**ENTRIES PROVIDED**
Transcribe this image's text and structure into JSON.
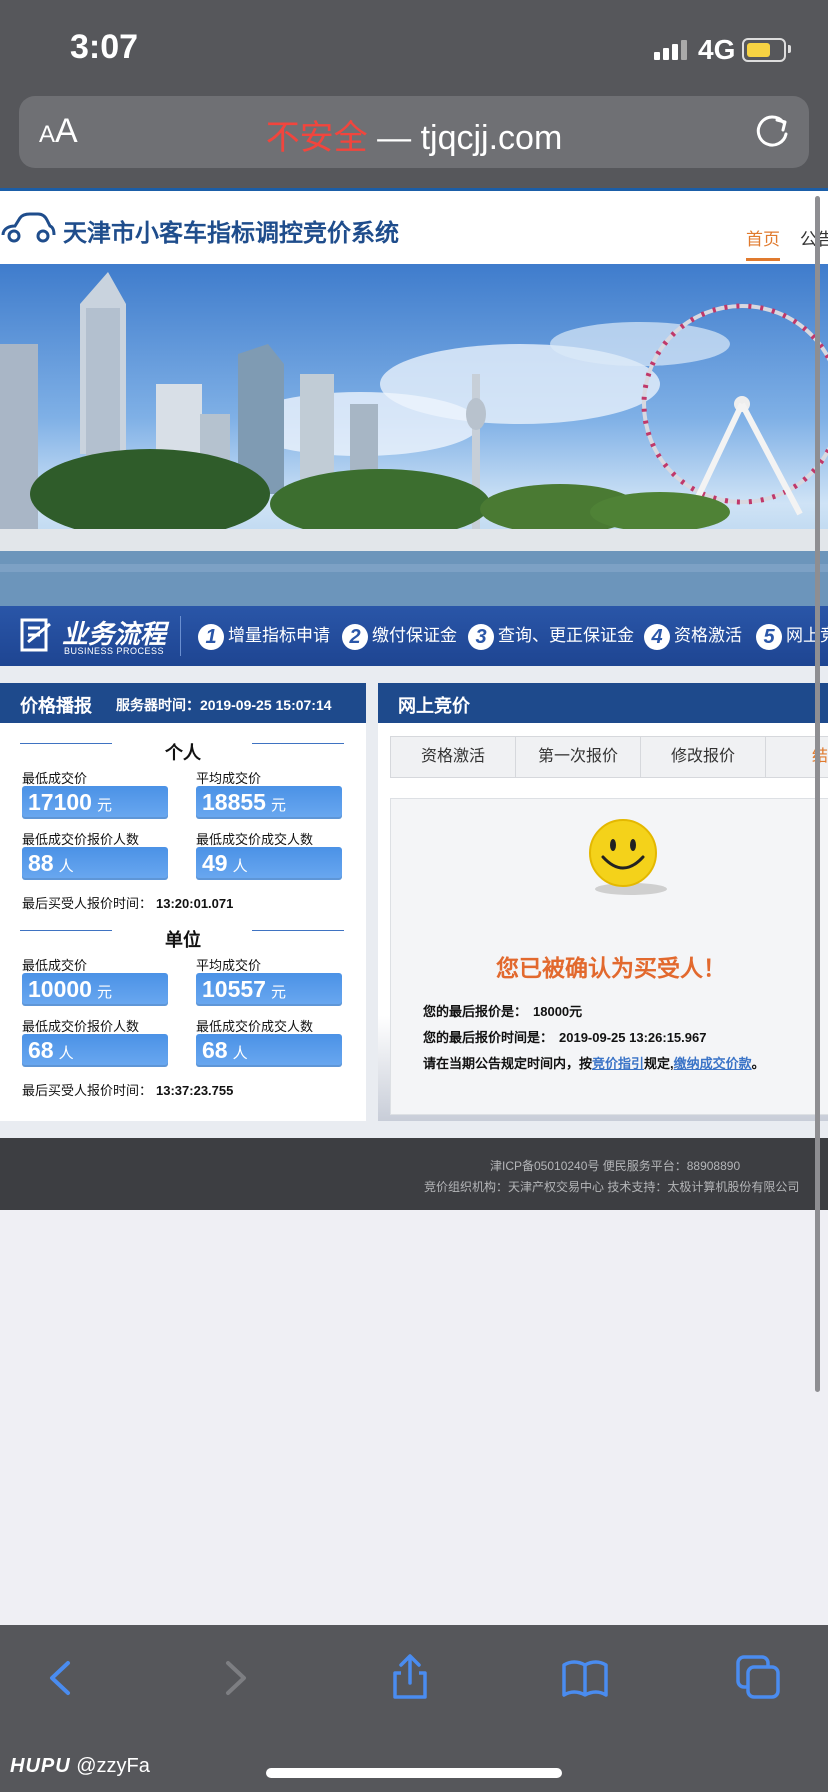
{
  "status": {
    "time": "3:07",
    "network": "4G"
  },
  "browser": {
    "aa": "AA",
    "url_insecure": "不安全",
    "url_sep": " — ",
    "url_domain": "tjqcjj.com"
  },
  "site": {
    "title": "天津市小客车指标调控竞价系统",
    "nav": {
      "home": "首页",
      "notice": "公告"
    }
  },
  "process": {
    "title": "业务流程",
    "subtitle": "BUSINESS PROCESS",
    "steps": [
      {
        "num": "1",
        "label": "增量指标申请"
      },
      {
        "num": "2",
        "label": "缴付保证金"
      },
      {
        "num": "3",
        "label": "查询、更正保证金"
      },
      {
        "num": "4",
        "label": "资格激活"
      },
      {
        "num": "5",
        "label": "网上竞"
      }
    ]
  },
  "price_panel": {
    "title": "价格播报",
    "server_time": "服务器时间：2019-09-25 15:07:14",
    "individual": {
      "title": "个人",
      "min_price_label": "最低成交价",
      "min_price": "17100",
      "avg_price_label": "平均成交价",
      "avg_price": "18855",
      "price_unit": "元",
      "min_bidders_label": "最低成交价报价人数",
      "min_bidders": "88",
      "min_winners_label": "最低成交价成交人数",
      "min_winners": "49",
      "person_unit": "人",
      "last_time_label": "最后买受人报价时间：",
      "last_time": "13:20:01.071"
    },
    "unit": {
      "title": "单位",
      "min_price_label": "最低成交价",
      "min_price": "10000",
      "avg_price_label": "平均成交价",
      "avg_price": "10557",
      "price_unit": "元",
      "min_bidders_label": "最低成交价报价人数",
      "min_bidders": "68",
      "min_winners_label": "最低成交价成交人数",
      "min_winners": "68",
      "person_unit": "人",
      "last_time_label": "最后买受人报价时间：",
      "last_time": "13:37:23.755"
    }
  },
  "auction": {
    "title": "网上竞价",
    "tabs": [
      "资格激活",
      "第一次报价",
      "修改报价",
      "结果"
    ],
    "confirm": "您已被确认为买受人！",
    "last_bid_label": "您的最后报价是：",
    "last_bid": "18000元",
    "last_bid_time_label": "您的最后报价时间是：",
    "last_bid_time": "2019-09-25 13:26:15.967",
    "notice_prefix": "请在当期公告规定时间内，按",
    "notice_link1": "竞价指引",
    "notice_mid": "规定,",
    "notice_link2": "缴纳成交价款",
    "notice_suffix": "。"
  },
  "footer": {
    "line1": "津ICP备05010240号    便民服务平台：88908890",
    "line2": "竞价组织机构：天津产权交易中心    技术支持：太极计算机股份有限公司"
  },
  "watermark": {
    "brand": "HUPU",
    "user": "@zzyFa"
  },
  "colors": {
    "header_blue": "#1e4a8c",
    "accent_orange": "#e07a2e",
    "stat_blue": "#4b92e6",
    "insecure_red": "#f2453d"
  }
}
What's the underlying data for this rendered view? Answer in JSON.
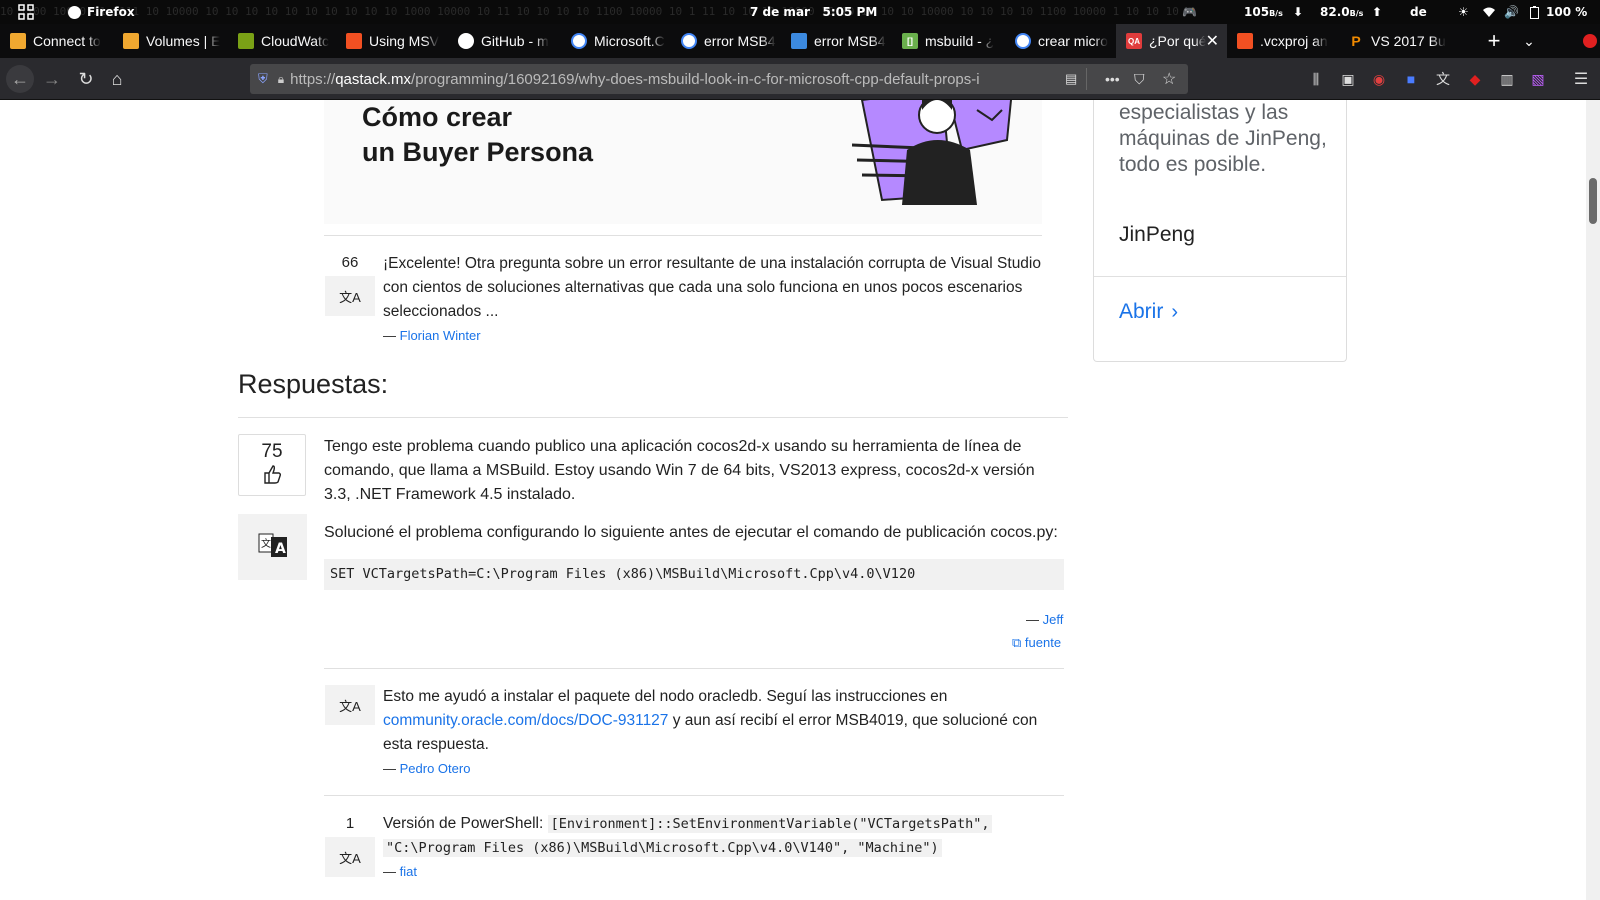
{
  "system_bar": {
    "app": "Firefox",
    "date": "7 de mar",
    "time": "5:05 PM",
    "net_down": "105",
    "net_down_unit": "B/s",
    "net_up": "82.0",
    "net_up_unit": "B/s",
    "keyboard": "de",
    "battery": "100 %",
    "background_text": "10 1100 10000 11 1111 10 10000 10 10 10 10 10 10 10 10 10 10 1000 10000 10 11 10 10 10 10 1100 10000 10 1 11 10 10 10 10000 10 10 10 10 10 10000 10 10 10 10 1100 10000 1 10 10 10"
  },
  "tabs": [
    {
      "title": "Connect to",
      "favicon_color": "#f0a830",
      "favicon": "box-icon"
    },
    {
      "title": "Volumes | E",
      "favicon_color": "#f0a830",
      "favicon": "box-icon"
    },
    {
      "title": "CloudWatc",
      "favicon_color": "#7aa116",
      "favicon": "cloudwatch-icon"
    },
    {
      "title": "Using MSV",
      "favicon_color": "#f25022",
      "favicon": "microsoft-icon"
    },
    {
      "title": "GitHub - m",
      "favicon_color": "#ffffff",
      "favicon": "github-icon"
    },
    {
      "title": "Microsoft.C",
      "favicon_color": "#ffffff",
      "favicon": "google-icon"
    },
    {
      "title": "error MSB4",
      "favicon_color": "#ffffff",
      "favicon": "google-icon"
    },
    {
      "title": "error MSB4",
      "favicon_color": "#3c8ae0",
      "favicon": "vs-icon"
    },
    {
      "title": "msbuild - ¿",
      "favicon_color": "#6ab04c",
      "favicon": "qa-icon"
    },
    {
      "title": "crear micro",
      "favicon_color": "#ffffff",
      "favicon": "google-icon"
    },
    {
      "title": "¿Por qué",
      "favicon_color": "#e03c3c",
      "favicon": "qa-icon",
      "active": true
    },
    {
      "title": ".vcxproj an",
      "favicon_color": "#f25022",
      "favicon": "microsoft-icon"
    },
    {
      "title": "VS 2017 Bu",
      "favicon_color": "#f08a00",
      "favicon": "p-icon"
    }
  ],
  "active_tab_favicon_text": "QA",
  "msbuild_favicon_text": "[]",
  "p_favicon_text": "P",
  "url": {
    "prefix": "https://",
    "domain": "qastack.mx",
    "path": "/programming/16092169/why-does-msbuild-look-in-c-for-microsoft-cpp-default-props-i"
  },
  "banner": {
    "line1": "Cómo crear",
    "line2": "un Buyer Persona"
  },
  "question_comment": {
    "score": "66",
    "text": "¡Excelente! Otra pregunta sobre un error resultante de una instalación corrupta de Visual Studio con cientos de soluciones alternativas que cada una solo funciona en unos pocos escenarios seleccionados ...",
    "author_prefix": "— ",
    "author": "Florian Winter"
  },
  "answers_heading": "Respuestas:",
  "answer": {
    "score": "75",
    "para1": "Tengo este problema cuando publico una aplicación cocos2d-x usando su herramienta de línea de comando, que llama a MSBuild. Estoy usando Win 7 de 64 bits, VS2013 express, cocos2d-x versión 3.3, .NET Framework 4.5 instalado.",
    "para2": "Solucioné el problema configurando lo siguiente antes de ejecutar el comando de publicación cocos.py:",
    "code": "SET VCTargetsPath=C:\\Program Files (x86)\\MSBuild\\Microsoft.Cpp\\v4.0\\V120",
    "author_prefix": "— ",
    "author": "Jeff",
    "source": "fuente"
  },
  "comment1": {
    "text_before": "Esto me ayudó a instalar el paquete del nodo oracledb. Seguí las instrucciones en ",
    "link": "community.oracle.com/docs/DOC-931127",
    "text_after": " y aun así recibí el error MSB4019, que solucioné con esta respuesta.",
    "author_prefix": "— ",
    "author": "Pedro Otero"
  },
  "comment2": {
    "score": "1",
    "text": "Versión de PowerShell: ",
    "code1": "[Environment]::SetEnvironmentVariable(\"VCTargetsPath\",",
    "code2": "\"C:\\Program Files (x86)\\MSBuild\\Microsoft.Cpp\\v4.0\\V140\", \"Machine\")",
    "author_prefix": "— ",
    "author": "fiat"
  },
  "sidebar": {
    "text": "especialistas y las máquinas de JinPeng, todo es posible.",
    "name": "JinPeng",
    "open_label": "Abrir"
  }
}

**INSTRUCTION**
Copy the entries exactly. Leave out the images.

**SOLUTION BELOW**
Transcribe this image's text and structure into JSON.
{
  "status": {
    "time": "3:07",
    "network": "4G"
  },
  "browser": {
    "aa": "AA",
    "url_insecure": "不安全",
    "url_sep": " — ",
    "url_domain": "tjqcjj.com"
  },
  "site": {
    "title": "天津市小客车指标调控竞价系统",
    "nav": {
      "home": "首页",
      "notice": "公告"
    }
  },
  "process": {
    "title": "业务流程",
    "subtitle": "BUSINESS PROCESS",
    "steps": [
      {
        "num": "1",
        "label": "增量指标申请"
      },
      {
        "num": "2",
        "label": "缴付保证金"
      },
      {
        "num": "3",
        "label": "查询、更正保证金"
      },
      {
        "num": "4",
        "label": "资格激活"
      },
      {
        "num": "5",
        "label": "网上竞"
      }
    ]
  },
  "price_panel": {
    "title": "价格播报",
    "server_time": "服务器时间：2019-09-25 15:07:14",
    "individual": {
      "title": "个人",
      "min_price_label": "最低成交价",
      "min_price": "17100",
      "avg_price_label": "平均成交价",
      "avg_price": "18855",
      "price_unit": "元",
      "min_bidders_label": "最低成交价报价人数",
      "min_bidders": "88",
      "min_winners_label": "最低成交价成交人数",
      "min_winners": "49",
      "person_unit": "人",
      "last_time_label": "最后买受人报价时间：",
      "last_time": "13:20:01.071"
    },
    "unit": {
      "title": "单位",
      "min_price_label": "最低成交价",
      "min_price": "10000",
      "avg_price_label": "平均成交价",
      "avg_price": "10557",
      "price_unit": "元",
      "min_bidders_label": "最低成交价报价人数",
      "min_bidders": "68",
      "min_winners_label": "最低成交价成交人数",
      "min_winners": "68",
      "person_unit": "人",
      "last_time_label": "最后买受人报价时间：",
      "last_time": "13:37:23.755"
    }
  },
  "auction": {
    "title": "网上竞价",
    "tabs": [
      "资格激活",
      "第一次报价",
      "修改报价",
      "结果"
    ],
    "confirm": "您已被确认为买受人！",
    "last_bid_label": "您的最后报价是：",
    "last_bid": "18000元",
    "last_bid_time_label": "您的最后报价时间是：",
    "last_bid_time": "2019-09-25 13:26:15.967",
    "notice_prefix": "请在当期公告规定时间内，按",
    "notice_link1": "竞价指引",
    "notice_mid": "规定,",
    "notice_link2": "缴纳成交价款",
    "notice_suffix": "。"
  },
  "footer": {
    "line1": "津ICP备05010240号    便民服务平台：88908890",
    "line2": "竞价组织机构：天津产权交易中心    技术支持：太极计算机股份有限公司"
  },
  "watermark": {
    "brand": "HUPU",
    "user": "@zzyFa"
  },
  "colors": {
    "header_blue": "#1e4a8c",
    "accent_orange": "#e07a2e",
    "stat_blue": "#4b92e6",
    "insecure_red": "#f2453d"
  }
}
What's the underlying data for this rendered view? Answer in JSON.
{
  "system_bar": {
    "app": "Firefox",
    "date": "7 de mar",
    "time": "5:05 PM",
    "net_down": "105",
    "net_down_unit": "B/s",
    "net_up": "82.0",
    "net_up_unit": "B/s",
    "keyboard": "de",
    "battery": "100 %",
    "background_text": "10 1100 10000 11 1111 10 10000 10 10 10 10 10 10 10 10 10 10 1000 10000 10 11 10 10 10 10 1100 10000 10 1 11 10 10 10 10000 10 10 10 10 10 10000 10 10 10 10 1100 10000 1 10 10 10"
  },
  "tabs": [
    {
      "title": "Connect to",
      "favicon_color": "#f0a830",
      "favicon": "box-icon"
    },
    {
      "title": "Volumes | E",
      "favicon_color": "#f0a830",
      "favicon": "box-icon"
    },
    {
      "title": "CloudWatc",
      "favicon_color": "#7aa116",
      "favicon": "cloudwatch-icon"
    },
    {
      "title": "Using MSV",
      "favicon_color": "#f25022",
      "favicon": "microsoft-icon"
    },
    {
      "title": "GitHub - m",
      "favicon_color": "#ffffff",
      "favicon": "github-icon"
    },
    {
      "title": "Microsoft.C",
      "favicon_color": "#ffffff",
      "favicon": "google-icon"
    },
    {
      "title": "error MSB4",
      "favicon_color": "#ffffff",
      "favicon": "google-icon"
    },
    {
      "title": "error MSB4",
      "favicon_color": "#3c8ae0",
      "favicon": "vs-icon"
    },
    {
      "title": "msbuild - ¿",
      "favicon_color": "#6ab04c",
      "favicon": "qa-icon"
    },
    {
      "title": "crear micro",
      "favicon_color": "#ffffff",
      "favicon": "google-icon"
    },
    {
      "title": "¿Por qué",
      "favicon_color": "#e03c3c",
      "favicon": "qa-icon",
      "active": true
    },
    {
      "title": ".vcxproj an",
      "favicon_color": "#f25022",
      "favicon": "microsoft-icon"
    },
    {
      "title": "VS 2017 Bu",
      "favicon_color": "#f08a00",
      "favicon": "p-icon"
    }
  ],
  "active_tab_favicon_text": "QA",
  "msbuild_favicon_text": "[]",
  "p_favicon_text": "P",
  "url": {
    "prefix": "https://",
    "domain": "qastack.mx",
    "path": "/programming/16092169/why-does-msbuild-look-in-c-for-microsoft-cpp-default-props-i"
  },
  "banner": {
    "line1": "Cómo crear",
    "line2": "un Buyer Persona"
  },
  "question_comment": {
    "score": "66",
    "text": "¡Excelente! Otra pregunta sobre un error resultante de una instalación corrupta de Visual Studio con cientos de soluciones alternativas que cada una solo funciona en unos pocos escenarios seleccionados ...",
    "author_prefix": "— ",
    "author": "Florian Winter"
  },
  "answers_heading": "Respuestas:",
  "answer": {
    "score": "75",
    "para1": "Tengo este problema cuando publico una aplicación cocos2d-x usando su herramienta de línea de comando, que llama a MSBuild. Estoy usando Win 7 de 64 bits, VS2013 express, cocos2d-x versión 3.3, .NET Framework 4.5 instalado.",
    "para2": "Solucioné el problema configurando lo siguiente antes de ejecutar el comando de publicación cocos.py:",
    "code": "SET VCTargetsPath=C:\\Program Files (x86)\\MSBuild\\Microsoft.Cpp\\v4.0\\V120",
    "author_prefix": "— ",
    "author": "Jeff",
    "source": "fuente"
  },
  "comment1": {
    "text_before": "Esto me ayudó a instalar el paquete del nodo oracledb. Seguí las instrucciones en ",
    "link": "community.oracle.com/docs/DOC-931127",
    "text_after": " y aun así recibí el error MSB4019, que solucioné con esta respuesta.",
    "author_prefix": "— ",
    "author": "Pedro Otero"
  },
  "comment2": {
    "score": "1",
    "text": "Versión de PowerShell: ",
    "code1": "[Environment]::SetEnvironmentVariable(\"VCTargetsPath\",",
    "code2": "\"C:\\Program Files (x86)\\MSBuild\\Microsoft.Cpp\\v4.0\\V140\", \"Machine\")",
    "author_prefix": "— ",
    "author": "fiat"
  },
  "sidebar": {
    "text": "especialistas y las máquinas de JinPeng, todo es posible.",
    "name": "JinPeng",
    "open_label": "Abrir"
  }
}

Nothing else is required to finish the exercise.